• [What is being asked]
Scan the listing and work out how many lines contain the word "Gasoline". Nothing but the number should be given.

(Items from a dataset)
#####

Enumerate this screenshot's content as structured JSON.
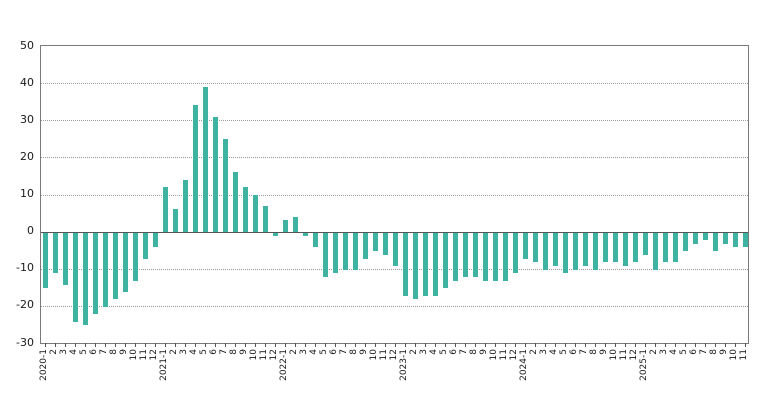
{
  "chart_data": {
    "type": "bar",
    "title": "",
    "xlabel": "",
    "ylabel": "",
    "legend": "none",
    "grid": "horizontal dotted",
    "ylim": [
      -30,
      50
    ],
    "y_ticks": [
      50,
      40,
      30,
      20,
      10,
      0,
      -10,
      -20,
      -30
    ],
    "bar_color": "#3EB3A2",
    "axis_color": "#7a7a7a",
    "categories": [
      "2020-1",
      "2",
      "3",
      "4",
      "5",
      "6",
      "7",
      "8",
      "9",
      "10",
      "11",
      "12",
      "2021-1",
      "2",
      "3",
      "4",
      "5",
      "6",
      "7",
      "8",
      "9",
      "10",
      "11",
      "12",
      "2022-1",
      "2",
      "3",
      "4",
      "5",
      "6",
      "7",
      "8",
      "9",
      "10",
      "11",
      "12",
      "2023-1",
      "2",
      "3",
      "4",
      "5",
      "6",
      "7",
      "8",
      "9",
      "10",
      "11",
      "12",
      "2024-1",
      "2",
      "3",
      "4",
      "5",
      "6",
      "7",
      "8",
      "9",
      "10",
      "11",
      "12",
      "2025-1",
      "2",
      "3",
      "4",
      "5",
      "6",
      "7",
      "8",
      "9",
      "10",
      "11"
    ],
    "values": [
      -15,
      -11,
      -14,
      -24,
      -25,
      -22,
      -20,
      -18,
      -16,
      -13,
      -7,
      -4,
      12,
      6,
      14,
      34,
      39,
      31,
      25,
      16,
      12,
      10,
      7,
      -1,
      3,
      4,
      -1,
      -4,
      -12,
      -11,
      -10,
      -10,
      -7,
      -5,
      -6,
      -9,
      -17,
      -18,
      -17,
      -17,
      -15,
      -13,
      -12,
      -12,
      -13,
      -13,
      -13,
      -11,
      -7,
      -8,
      -10,
      -9,
      -11,
      -10,
      -9,
      -10,
      -8,
      -8,
      -9,
      -8,
      -6,
      -10,
      -8,
      -8,
      -5,
      -3,
      -2,
      -5,
      -3,
      -4,
      -4
    ]
  }
}
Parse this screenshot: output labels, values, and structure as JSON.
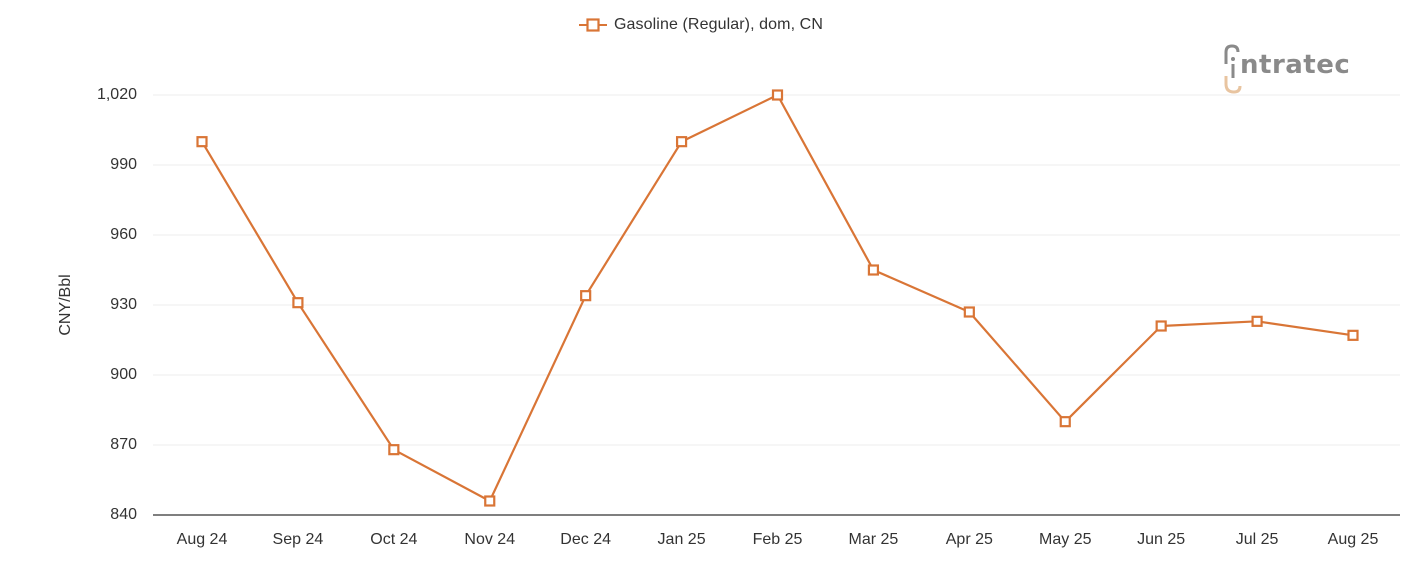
{
  "legend": {
    "label": "Gasoline (Regular), dom, CN",
    "marker": "hollow-square",
    "color": "#d97536"
  },
  "logo": {
    "text": "ntratec",
    "brand": "intratec"
  },
  "colors": {
    "series": "#d97536",
    "grid": "#eeeeee",
    "axis": "#555555",
    "text": "#333333",
    "logo_gray": "#8a8a8a",
    "logo_accent": "#e8c4a0"
  },
  "chart_data": {
    "type": "line",
    "title": "",
    "xlabel": "",
    "ylabel": "CNY/Bbl",
    "categories": [
      "Aug 24",
      "Sep 24",
      "Oct 24",
      "Nov 24",
      "Dec 24",
      "Jan 25",
      "Feb 25",
      "Mar 25",
      "Apr 25",
      "May 25",
      "Jun 25",
      "Jul 25",
      "Aug 25"
    ],
    "series": [
      {
        "name": "Gasoline (Regular), dom, CN",
        "values": [
          1000,
          931,
          868,
          846,
          934,
          1000,
          1020,
          945,
          927,
          880,
          921,
          923,
          917
        ]
      }
    ],
    "ylim": [
      840,
      1020
    ],
    "yticks": [
      840,
      870,
      900,
      930,
      960,
      990,
      1020
    ],
    "ytick_labels": [
      "840",
      "870",
      "900",
      "930",
      "960",
      "990",
      "1,020"
    ],
    "grid": true,
    "legend_position": "top-center",
    "marker": "hollow-square"
  }
}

#####

• [Finished task]
2